Transcribe the listing exactly, leaving out every picture.

═════ ENTRIES PROVIDED ═════

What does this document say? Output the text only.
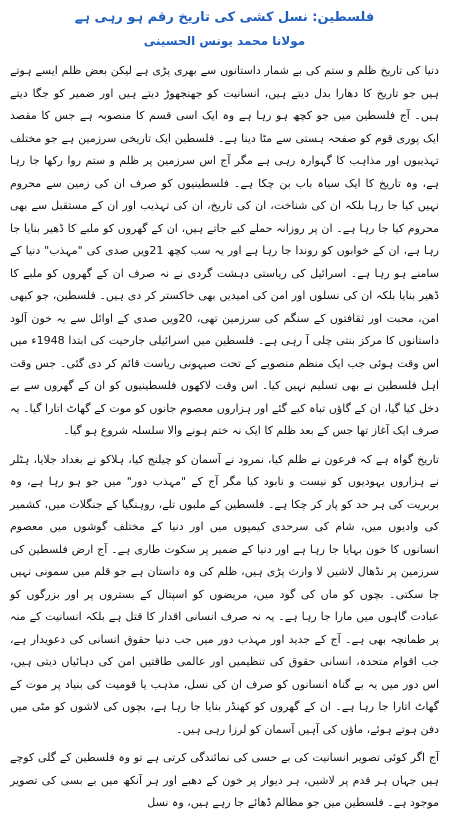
فلسطین: نسل کشی کی تاریخ رقم ہو رہی ہے
مولانا محمد یونس الحسینی

دنیا کی تاریخ ظلم و ستم کی بے شمار داستانوں سے بھری پڑی ہے لیکن بعض ظلم ایسے ہوتے ہیں جو تاریخ کا دھارا بدل دیتے ہیں، انسانیت کو جھنجھوڑ دیتے ہیں اور ضمیر کو جگا دیتے ہیں۔ آج فلسطین میں جو کچھ ہو رہا ہے وہ ایک اسی قسم کا منصوبہ ہے جس کا مقصد ایک پوری قوم کو صفحہ ہستی سے مٹا دینا ہے۔ فلسطین ایک تاریخی سرزمین ہے جو مختلف تہذیبوں اور مذاہب کا گہوارہ رہی ہے مگر آج اس سرزمین پر ظلم و ستم روا رکھا جا رہا ہے، وہ تاریخ کا ایک سیاہ باب بن چکا ہے۔ فلسطینیوں کو صرف ان کی زمین سے محروم نہیں کیا جا رہا بلکہ ان کی شناخت، ان کی تاریخ، ان کی تہذیب اور ان کے مستقبل سے بھی محروم کیا جا رہا ہے۔ ان پر روزانہ حملے کیے جاتے ہیں، ان کے گھروں کو ملبے کا ڈھیر بنایا جا رہا ہے، ان کے خوابوں کو روندا جا رہا ہے اور یہ سب کچھ 21ویں صدی کی "مہذب" دنیا کے سامنے ہو رہا ہے۔ اسرائیل کی ریاستی دہشت گردی نے نہ صرف ان کے گھروں کو ملبے کا ڈھیر بنایا بلکہ ان کی نسلوں اور امن کی امیدیں بھی خاکستر کر دی ہیں۔ فلسطین، جو کبھی امن، محبت اور ثقافتوں کے سنگم کی سرزمین تھی، 20ویں صدی کے اوائل سے یہ خون آلود داستانوں کا مرکز بنتی چلی آ رہی ہے۔ فلسطین میں اسرائیلی جارحیت کی ابتدا 1948ء میں اس وقت ہوئی جب ایک منظم منصوبے کے تحت صیہونی ریاست قائم کر دی گئی۔ جس وقت اہل فلسطین نے بھی تسلیم نہیں کیا۔ اس وقت لاکھوں فلسطینیوں کو ان کے گھروں سے بے دخل کیا گیا، ان کے گاؤں تباہ کیے گئے اور ہزاروں معصوم جانوں کو موت کے گھاٹ اتارا گیا۔ یہ صرف ایک آغاز تھا جس کے بعد ظلم کا ایک نہ ختم ہونے والا سلسلہ شروع ہو گیا۔

تاریخ گواہ ہے کہ فرعون نے ظلم کیا، نمرود نے آسمان کو چیلنج کیا، ہلاکو نے بغداد جلایا، ہٹلر نے ہزاروں یہودیوں کو نیست و نابود کیا مگر آج کے "مہذب دور" میں جو ہو رہا ہے، وہ بربریت کی ہر حد کو پار کر چکا ہے۔ فلسطین کے ملبوں تلے، روہنگیا کے جنگلات میں، کشمیر کی وادیوں میں، شام کی سرحدی کیمپوں میں اور دنیا کے مختلف گوشوں میں معصوم انسانوں کا خون بہایا جا رہا ہے اور دنیا کے ضمیر پر سکوت طاری ہے۔ آج ارض فلسطین کی سرزمین پر نڈھال لاشیں لا وارث پڑی ہیں، ظلم کی وہ داستان ہے جو قلم میں سمونی نہیں جا سکتی۔ بچوں کو ماں کی گود میں، مریضوں کو اسپتال کے بستروں پر اور بزرگوں کو عبادت گاہوں میں مارا جا رہا ہے۔ یہ نہ صرف انسانی اقدار کا قتل ہے بلکہ انسانیت کے منہ پر طمانچہ بھی ہے۔ آج کے جدید اور مہذب دور میں جب دنیا حقوق انسانی کی دعویدار ہے، جب اقوام متحدہ، انسانی حقوق کی تنظیمیں اور عالمی طاقتیں امن کی دہائیاں دیتی ہیں، اس دور میں یہ بے گناہ انسانوں کو صرف ان کی نسل، مذہب یا قومیت کی بنیاد پر موت کے گھاٹ اتارا جا رہا ہے۔ ان کے گھروں کو کھنڈر بنایا جا رہا ہے، بچوں کی لاشوں کو مٹی میں دفن ہوتے ہوئے، ماؤں کی آہیں آسمان کو لرزا رہی ہیں۔

آج اگر کوئی تصویر انسانیت کی بے حسی کی نمائندگی کرتی ہے تو وہ فلسطین کے گلی کوچے ہیں جہاں ہر قدم پر لاشیں، ہر دیوار پر خون کے دھبے اور ہر آنکھ میں بے بسی کی تصویر موجود ہے۔ فلسطین میں جو مظالم ڈھائے جا رہے ہیں، وہ نسل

═════

EXERCISE RESULT:
What does this document say? Output the text only.
فلسطین: نسل کشی کی تاریخ رقم ہو رہی ہے
مولانا محمد یونس الحسینی

دنیا کی تاریخ ظلم و ستم کی بے شمار داستانوں سے بھری پڑی ہے لیکن بعض ظلم ایسے ہوتے ہیں جو تاریخ کا دھارا بدل دیتے ہیں، انسانیت کو جھنجھوڑ دیتے ہیں اور ضمیر کو جگا دیتے ہیں۔ آج فلسطین میں جو کچھ ہو رہا ہے وہ ایک اسی قسم کا منصوبہ ہے جس کا مقصد ایک پوری قوم کو صفحہ ہستی سے مٹا دینا ہے۔ فلسطین ایک تاریخی سرزمین ہے جو مختلف تہذیبوں اور مذاہب کا گہوارہ رہی ہے مگر آج اس سرزمین پر ظلم و ستم روا رکھا جا رہا ہے، وہ تاریخ کا ایک سیاہ باب بن چکا ہے۔ فلسطینیوں کو صرف ان کی زمین سے محروم نہیں کیا جا رہا بلکہ ان کی شناخت، ان کی تاریخ، ان کی تہذیب اور ان کے مستقبل سے بھی محروم کیا جا رہا ہے۔ ان پر روزانہ حملے کیے جاتے ہیں، ان کے گھروں کو ملبے کا ڈھیر بنایا جا رہا ہے، ان کے خوابوں کو روندا جا رہا ہے اور یہ سب کچھ 21ویں صدی کی "مہذب" دنیا کے سامنے ہو رہا ہے۔ اسرائیل کی ریاستی دہشت گردی نے نہ صرف ان کے گھروں کو ملبے کا ڈھیر بنایا بلکہ ان کی نسلوں اور امن کی امیدیں بھی خاکستر کر دی ہیں۔ فلسطین، جو کبھی امن، محبت اور ثقافتوں کے سنگم کی سرزمین تھی، 20ویں صدی کے اوائل سے یہ خون آلود داستانوں کا مرکز بنتی چلی آ رہی ہے۔ فلسطین میں اسرائیلی جارحیت کی ابتدا 1948ء میں اس وقت ہوئی جب ایک منظم منصوبے کے تحت صیہونی ریاست قائم کر دی گئی۔ جس وقت اہل فلسطین نے بھی تسلیم نہیں کیا۔ اس وقت لاکھوں فلسطینیوں کو ان کے گھروں سے بے دخل کیا گیا، ان کے گاؤں تباہ کیے گئے اور ہزاروں معصوم جانوں کو موت کے گھاٹ اتارا گیا۔ یہ صرف ایک آغاز تھا جس کے بعد ظلم کا ایک نہ ختم ہونے والا سلسلہ شروع ہو گیا۔

تاریخ گواہ ہے کہ فرعون نے ظلم کیا، نمرود نے آسمان کو چیلنج کیا، ہلاکو نے بغداد جلایا، ہٹلر نے ہزاروں یہودیوں کو نیست و نابود کیا مگر آج کے "مہذب دور" میں جو ہو رہا ہے، وہ بربریت کی ہر حد کو پار کر چکا ہے۔ فلسطین کے ملبوں تلے، روہنگیا کے جنگلات میں، کشمیر کی وادیوں میں، شام کی سرحدی کیمپوں میں اور دنیا کے مختلف گوشوں میں معصوم انسانوں کا خون بہایا جا رہا ہے اور دنیا کے ضمیر پر سکوت طاری ہے۔ آج ارض فلسطین کی سرزمین پر نڈھال لاشیں لا وارث پڑی ہیں، ظلم کی وہ داستان ہے جو قلم میں سمونی نہیں جا سکتی۔ بچوں کو ماں کی گود میں، مریضوں کو اسپتال کے بستروں پر اور بزرگوں کو عبادت گاہوں میں مارا جا رہا ہے۔ یہ نہ صرف انسانی اقدار کا قتل ہے بلکہ انسانیت کے منہ پر طمانچہ بھی ہے۔ آج کے جدید اور مہذب دور میں جب دنیا حقوق انسانی کی دعویدار ہے، جب اقوام متحدہ، انسانی حقوق کی تنظیمیں اور عالمی طاقتیں امن کی دہائیاں دیتی ہیں، اس دور میں یہ بے گناہ انسانوں کو صرف ان کی نسل، مذہب یا قومیت کی بنیاد پر موت کے گھاٹ اتارا جا رہا ہے۔ ان کے گھروں کو کھنڈر بنایا جا رہا ہے، بچوں کی لاشوں کو مٹی میں دفن ہوتے ہوئے، ماؤں کی آہیں آسمان کو لرزا رہی ہیں۔

آج اگر کوئی تصویر انسانیت کی بے حسی کی نمائندگی کرتی ہے تو وہ فلسطین کے گلی کوچے ہیں جہاں ہر قدم پر لاشیں، ہر دیوار پر خون کے دھبے اور ہر آنکھ میں بے بسی کی تصویر موجود ہے۔ فلسطین میں جو مظالم ڈھائے جا رہے ہیں، وہ نسل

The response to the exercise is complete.